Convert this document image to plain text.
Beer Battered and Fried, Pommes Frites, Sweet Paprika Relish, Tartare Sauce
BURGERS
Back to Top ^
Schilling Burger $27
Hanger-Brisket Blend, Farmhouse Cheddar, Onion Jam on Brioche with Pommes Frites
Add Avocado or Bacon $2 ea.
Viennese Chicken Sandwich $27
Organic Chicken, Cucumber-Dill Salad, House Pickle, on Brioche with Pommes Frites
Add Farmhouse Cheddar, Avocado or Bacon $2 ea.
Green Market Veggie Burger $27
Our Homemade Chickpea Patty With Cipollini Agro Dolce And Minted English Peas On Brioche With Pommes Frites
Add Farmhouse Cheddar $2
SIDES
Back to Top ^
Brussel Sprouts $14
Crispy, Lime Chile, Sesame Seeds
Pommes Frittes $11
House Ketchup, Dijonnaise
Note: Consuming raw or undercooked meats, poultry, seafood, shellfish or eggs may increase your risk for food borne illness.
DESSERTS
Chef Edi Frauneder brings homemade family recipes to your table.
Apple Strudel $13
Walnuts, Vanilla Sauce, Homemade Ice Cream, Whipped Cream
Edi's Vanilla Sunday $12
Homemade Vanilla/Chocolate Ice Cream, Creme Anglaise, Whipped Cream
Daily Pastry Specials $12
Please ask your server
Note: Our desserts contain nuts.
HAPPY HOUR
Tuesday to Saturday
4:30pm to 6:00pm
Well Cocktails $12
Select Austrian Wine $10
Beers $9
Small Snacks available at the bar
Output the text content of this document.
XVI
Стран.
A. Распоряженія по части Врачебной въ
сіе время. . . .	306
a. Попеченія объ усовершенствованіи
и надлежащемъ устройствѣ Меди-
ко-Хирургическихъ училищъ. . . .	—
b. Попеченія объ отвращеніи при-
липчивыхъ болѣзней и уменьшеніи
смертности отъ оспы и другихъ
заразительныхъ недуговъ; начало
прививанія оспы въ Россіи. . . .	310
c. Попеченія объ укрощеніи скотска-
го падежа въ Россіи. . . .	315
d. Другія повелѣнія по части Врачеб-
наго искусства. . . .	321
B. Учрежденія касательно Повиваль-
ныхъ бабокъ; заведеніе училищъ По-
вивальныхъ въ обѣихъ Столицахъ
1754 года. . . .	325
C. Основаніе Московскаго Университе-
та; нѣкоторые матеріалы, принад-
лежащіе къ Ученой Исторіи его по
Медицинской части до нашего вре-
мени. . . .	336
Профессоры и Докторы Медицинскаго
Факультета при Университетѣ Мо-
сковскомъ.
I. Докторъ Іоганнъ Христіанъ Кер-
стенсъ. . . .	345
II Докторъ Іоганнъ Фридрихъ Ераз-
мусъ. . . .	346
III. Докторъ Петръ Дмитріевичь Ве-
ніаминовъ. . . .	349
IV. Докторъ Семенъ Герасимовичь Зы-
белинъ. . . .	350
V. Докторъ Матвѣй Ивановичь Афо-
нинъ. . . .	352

· · ·

Give the entries once more, exactly as they appear.

Convert this document image to plain text.
Beer Battered and Fried, Pommes Frites, Sweet Paprika Relish, Tartare Sauce
BURGERS
Back to Top ^
Schilling Burger $27
Hanger-Brisket Blend, Farmhouse Cheddar, Onion Jam on Brioche with Pommes Frites
Add Avocado or Bacon $2 ea.
Viennese Chicken Sandwich $27
Organic Chicken, Cucumber-Dill Salad, House Pickle, on Brioche with Pommes Frites
Add Farmhouse Cheddar, Avocado or Bacon $2 ea.
Green Market Veggie Burger $27
Our Homemade Chickpea Patty With Cipollini Agro Dolce And Minted English Peas On Brioche With Pommes Frites
Add Farmhouse Cheddar $2
SIDES
Back to Top ^
Brussel Sprouts $14
Crispy, Lime Chile, Sesame Seeds
Pommes Frittes $11
House Ketchup, Dijonnaise
Note: Consuming raw or undercooked meats, poultry, seafood, shellfish or eggs may increase your risk for food borne illness.
DESSERTS
Chef Edi Frauneder brings homemade family recipes to your table.
Apple Strudel $13
Walnuts, Vanilla Sauce, Homemade Ice Cream, Whipped Cream
Edi's Vanilla Sunday $12
Homemade Vanilla/Chocolate Ice Cream, Creme Anglaise, Whipped Cream
Daily Pastry Specials $12
Please ask your server
Note: Our desserts contain nuts.
HAPPY HOUR
Tuesday to Saturday
4:30pm to 6:00pm
Well Cocktails $12
Select Austrian Wine $10
Beers $9
Small Snacks available at the bar
Output the text content of this document.
XVI
Стран.
A. Распоряженія по части Врачебной въ
сіе время. . . .	306
a. Попеченія объ усовершенствованіи
и надлежащемъ устройствѣ Меди-
ко-Хирургическихъ училищъ. . . .	—
b. Попеченія объ отвращеніи при-
липчивыхъ болѣзней и уменьшеніи
смертности отъ оспы и другихъ
заразительныхъ недуговъ; начало
прививанія оспы въ Россіи. . . .	310
c. Попеченія объ укрощеніи скотска-
го падежа въ Россіи. . . .	315
d. Другія повелѣнія по части Врачеб-
наго искусства. . . .	321
B. Учрежденія касательно Повиваль-
ныхъ бабокъ; заведеніе училищъ По-
вивальныхъ въ обѣихъ Столицахъ
1754 года. . . .	325
C. Основаніе Московскаго Университе-
та; нѣкоторые матеріалы, принад-
лежащіе къ Ученой Исторіи его по
Медицинской части до нашего вре-
мени. . . .	336
Профессоры и Докторы Медицинскаго
Факультета при Университетѣ Мо-
сковскомъ.
I. Докторъ Іоганнъ Христіанъ Кер-
стенсъ. . . .	345
II Докторъ Іоганнъ Фридрихъ Ераз-
мусъ. . . .	346
III. Докторъ Петръ Дмитріевичь Ве-
ніаминовъ. . . .	349
IV. Докторъ Семенъ Герасимовичь Зы-
белинъ. . . .	350
V. Докторъ Матвѣй Ивановичь Афо-
нинъ. . . .	352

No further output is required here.